With the images removed, repeat the data below exactly.

RECORDS PROVIDED:
* Start *

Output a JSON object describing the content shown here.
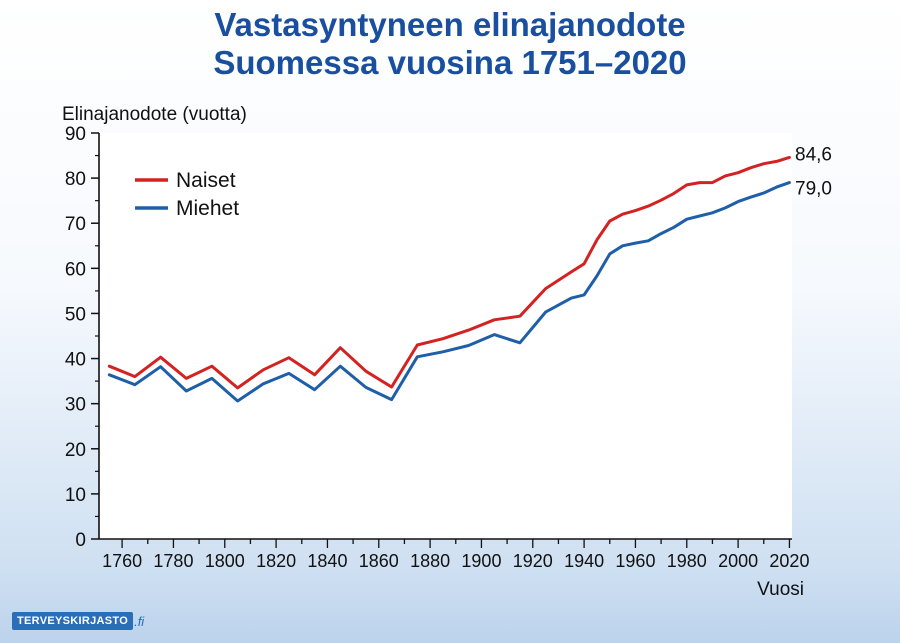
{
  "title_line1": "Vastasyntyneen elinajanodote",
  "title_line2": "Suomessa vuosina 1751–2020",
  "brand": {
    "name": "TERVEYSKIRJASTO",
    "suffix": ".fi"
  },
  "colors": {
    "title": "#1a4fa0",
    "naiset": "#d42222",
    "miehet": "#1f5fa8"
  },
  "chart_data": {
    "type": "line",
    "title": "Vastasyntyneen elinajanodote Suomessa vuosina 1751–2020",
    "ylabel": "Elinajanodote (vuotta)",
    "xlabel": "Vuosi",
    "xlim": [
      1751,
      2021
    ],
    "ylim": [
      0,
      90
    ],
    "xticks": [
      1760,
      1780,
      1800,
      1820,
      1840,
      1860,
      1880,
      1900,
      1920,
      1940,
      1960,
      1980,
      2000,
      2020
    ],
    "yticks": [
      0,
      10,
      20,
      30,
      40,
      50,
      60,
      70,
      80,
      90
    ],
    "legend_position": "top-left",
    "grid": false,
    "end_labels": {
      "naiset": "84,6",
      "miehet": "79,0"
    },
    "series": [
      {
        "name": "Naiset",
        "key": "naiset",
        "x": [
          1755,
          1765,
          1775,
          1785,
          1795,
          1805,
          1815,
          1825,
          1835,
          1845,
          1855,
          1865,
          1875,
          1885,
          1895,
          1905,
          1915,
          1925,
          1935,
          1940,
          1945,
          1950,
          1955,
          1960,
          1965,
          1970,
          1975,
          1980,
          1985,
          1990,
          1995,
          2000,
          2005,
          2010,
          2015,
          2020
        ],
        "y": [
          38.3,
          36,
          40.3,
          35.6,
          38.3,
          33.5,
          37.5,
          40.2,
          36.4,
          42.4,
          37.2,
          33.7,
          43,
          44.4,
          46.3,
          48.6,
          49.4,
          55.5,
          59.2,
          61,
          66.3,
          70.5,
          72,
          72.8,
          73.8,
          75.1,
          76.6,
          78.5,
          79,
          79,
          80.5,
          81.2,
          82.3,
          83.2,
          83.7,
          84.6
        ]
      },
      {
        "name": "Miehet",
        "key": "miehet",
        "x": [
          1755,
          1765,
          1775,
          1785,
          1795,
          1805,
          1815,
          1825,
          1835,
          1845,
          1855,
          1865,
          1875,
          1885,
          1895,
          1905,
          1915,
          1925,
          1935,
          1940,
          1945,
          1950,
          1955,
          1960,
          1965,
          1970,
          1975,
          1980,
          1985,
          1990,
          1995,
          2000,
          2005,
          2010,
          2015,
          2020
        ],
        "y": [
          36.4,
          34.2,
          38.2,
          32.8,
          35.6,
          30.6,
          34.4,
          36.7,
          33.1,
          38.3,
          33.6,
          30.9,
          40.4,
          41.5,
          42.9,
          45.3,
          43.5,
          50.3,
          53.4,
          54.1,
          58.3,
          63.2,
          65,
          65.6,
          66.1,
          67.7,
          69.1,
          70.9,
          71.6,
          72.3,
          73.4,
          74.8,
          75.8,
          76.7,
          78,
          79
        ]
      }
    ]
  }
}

* End *

EXERCISE ANSWER:
Output a JSON object describing the content shown here.
{
  "title_line1": "Vastasyntyneen elinajanodote",
  "title_line2": "Suomessa vuosina 1751–2020",
  "brand": {
    "name": "TERVEYSKIRJASTO",
    "suffix": ".fi"
  },
  "colors": {
    "title": "#1a4fa0",
    "naiset": "#d42222",
    "miehet": "#1f5fa8"
  },
  "chart_data": {
    "type": "line",
    "title": "Vastasyntyneen elinajanodote Suomessa vuosina 1751–2020",
    "ylabel": "Elinajanodote (vuotta)",
    "xlabel": "Vuosi",
    "xlim": [
      1751,
      2021
    ],
    "ylim": [
      0,
      90
    ],
    "xticks": [
      1760,
      1780,
      1800,
      1820,
      1840,
      1860,
      1880,
      1900,
      1920,
      1940,
      1960,
      1980,
      2000,
      2020
    ],
    "yticks": [
      0,
      10,
      20,
      30,
      40,
      50,
      60,
      70,
      80,
      90
    ],
    "legend_position": "top-left",
    "grid": false,
    "end_labels": {
      "naiset": "84,6",
      "miehet": "79,0"
    },
    "series": [
      {
        "name": "Naiset",
        "key": "naiset",
        "x": [
          1755,
          1765,
          1775,
          1785,
          1795,
          1805,
          1815,
          1825,
          1835,
          1845,
          1855,
          1865,
          1875,
          1885,
          1895,
          1905,
          1915,
          1925,
          1935,
          1940,
          1945,
          1950,
          1955,
          1960,
          1965,
          1970,
          1975,
          1980,
          1985,
          1990,
          1995,
          2000,
          2005,
          2010,
          2015,
          2020
        ],
        "y": [
          38.3,
          36,
          40.3,
          35.6,
          38.3,
          33.5,
          37.5,
          40.2,
          36.4,
          42.4,
          37.2,
          33.7,
          43,
          44.4,
          46.3,
          48.6,
          49.4,
          55.5,
          59.2,
          61,
          66.3,
          70.5,
          72,
          72.8,
          73.8,
          75.1,
          76.6,
          78.5,
          79,
          79,
          80.5,
          81.2,
          82.3,
          83.2,
          83.7,
          84.6
        ]
      },
      {
        "name": "Miehet",
        "key": "miehet",
        "x": [
          1755,
          1765,
          1775,
          1785,
          1795,
          1805,
          1815,
          1825,
          1835,
          1845,
          1855,
          1865,
          1875,
          1885,
          1895,
          1905,
          1915,
          1925,
          1935,
          1940,
          1945,
          1950,
          1955,
          1960,
          1965,
          1970,
          1975,
          1980,
          1985,
          1990,
          1995,
          2000,
          2005,
          2010,
          2015,
          2020
        ],
        "y": [
          36.4,
          34.2,
          38.2,
          32.8,
          35.6,
          30.6,
          34.4,
          36.7,
          33.1,
          38.3,
          33.6,
          30.9,
          40.4,
          41.5,
          42.9,
          45.3,
          43.5,
          50.3,
          53.4,
          54.1,
          58.3,
          63.2,
          65,
          65.6,
          66.1,
          67.7,
          69.1,
          70.9,
          71.6,
          72.3,
          73.4,
          74.8,
          75.8,
          76.7,
          78,
          79
        ]
      }
    ]
  }
}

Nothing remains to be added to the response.